**Brief**
Search the material below for the string "муниципальных" and list each line that holds it.

**Records to process**
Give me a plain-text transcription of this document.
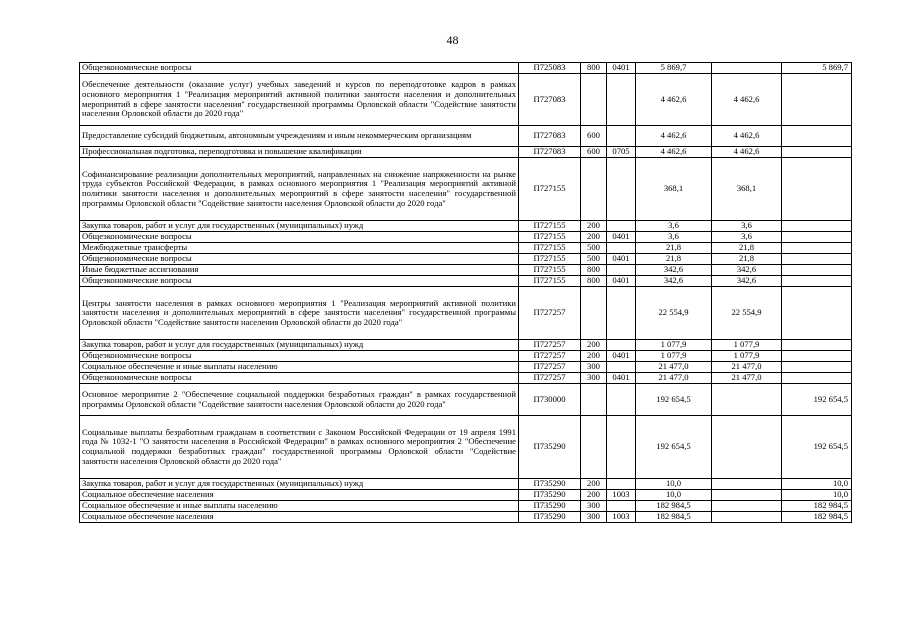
48
Общеэкономические вопросы	П725083	800	0401	5 869,7		5 869,7
Обеспечение деятельности (оказание услуг) учебных заведений и курсов по переподготовке кадров в рамках основного мероприятия 1 "Реализация мероприятий активной политики занятости населения и дополнительных мероприятий в сфере занятости населения" государственной программы Орловской области "Содействие занятости населения Орловской области до 2020 года"	П727083			4 462,6	4 462,6	
Предоставление субсидий бюджетным, автономным учреждениям и иным некоммерческим организациям	П727083	600		4 462,6	4 462,6	
Профессиональная подготовка, переподготовка и повышение квалификации	П727083	600	0705	4 462,6	4 462,6	
Софинансирование реализации дополнительных мероприятий, направленных на снижение напряженности на рынке труда субъектов Российской Федерации, в рамках основного мероприятия 1 "Реализация мероприятий активной политики занятости населения и дополнительных мероприятий в сфере занятости населения" государственной программы Орловской области "Содействие занятости населения Орловской области до 2020 года"	П727155			368,1	368,1	
Закупка товаров, работ и услуг для государственных (муниципальных) нужд	П727155	200		3,6	3,6	
Общеэкономические вопросы	П727155	200	0401	3,6	3,6	
Межбюджетные трансферты	П727155	500		21,8	21,8	
Общеэкономические вопросы	П727155	500	0401	21,8	21,8	
Иные бюджетные ассигнования	П727155	800		342,6	342,6	
Общеэкономические вопросы	П727155	800	0401	342,6	342,6	
Центры занятости населения в рамках основного мероприятия 1 "Реализация мероприятий активной политики занятости населения и дополнительных мероприятий в сфере занятости населения" государственной программы Орловской области "Содействие занятости населения Орловской области до 2020 года"	П727257			22 554,9	22 554,9	
Закупка товаров, работ и услуг для государственных (муниципальных) нужд	П727257	200		1 077,9	1 077,9	
Общеэкономические вопросы	П727257	200	0401	1 077,9	1 077,9	
Социальное обеспечение и иные выплаты населению	П727257	300		21 477,0	21 477,0	
Общеэкономические вопросы	П727257	300	0401	21 477,0	21 477,0	
Основное мероприятие 2 "Обеспечение социальной поддержки безработных граждан" в рамках государственной программы Орловской области "Содействие занятости населения Орловской области до 2020 года"	П730000			192 654,5		192 654,5
Социальные выплаты безработным гражданам в соответствии с Законом Российской Федерации от 19 апреля 1991 года № 1032-1 "О занятости населения в Российской Федерации" в рамках основного мероприятия 2 "Обеспечение социальной поддержки безработных граждан" государственной программы Орловской области "Содействие занятости населения Орловской области до 2020 года"	П735290			192 654,5		192 654,5
Закупка товаров, работ и услуг для государственных (муниципальных) нужд	П735290	200		10,0		10,0
Социальное обеспечение населения	П735290	200	1003	10,0		10,0
Социальное обеспечение и иные выплаты населению	П735290	300		182 984,5		182 984,5
Социальное обеспечение населения	П735290	300	1003	182 984,5		182 984,5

**Exercise response**
Закупка товаров, работ и услуг для государственных (муниципальных) нужд	П727155	200		3,6	3,6	
Закупка товаров, работ и услуг для государственных (муниципальных) нужд	П727257	200		1 077,9	1 077,9	
Закупка товаров, работ и услуг для государственных (муниципальных) нужд	П735290	200		10,0		10,0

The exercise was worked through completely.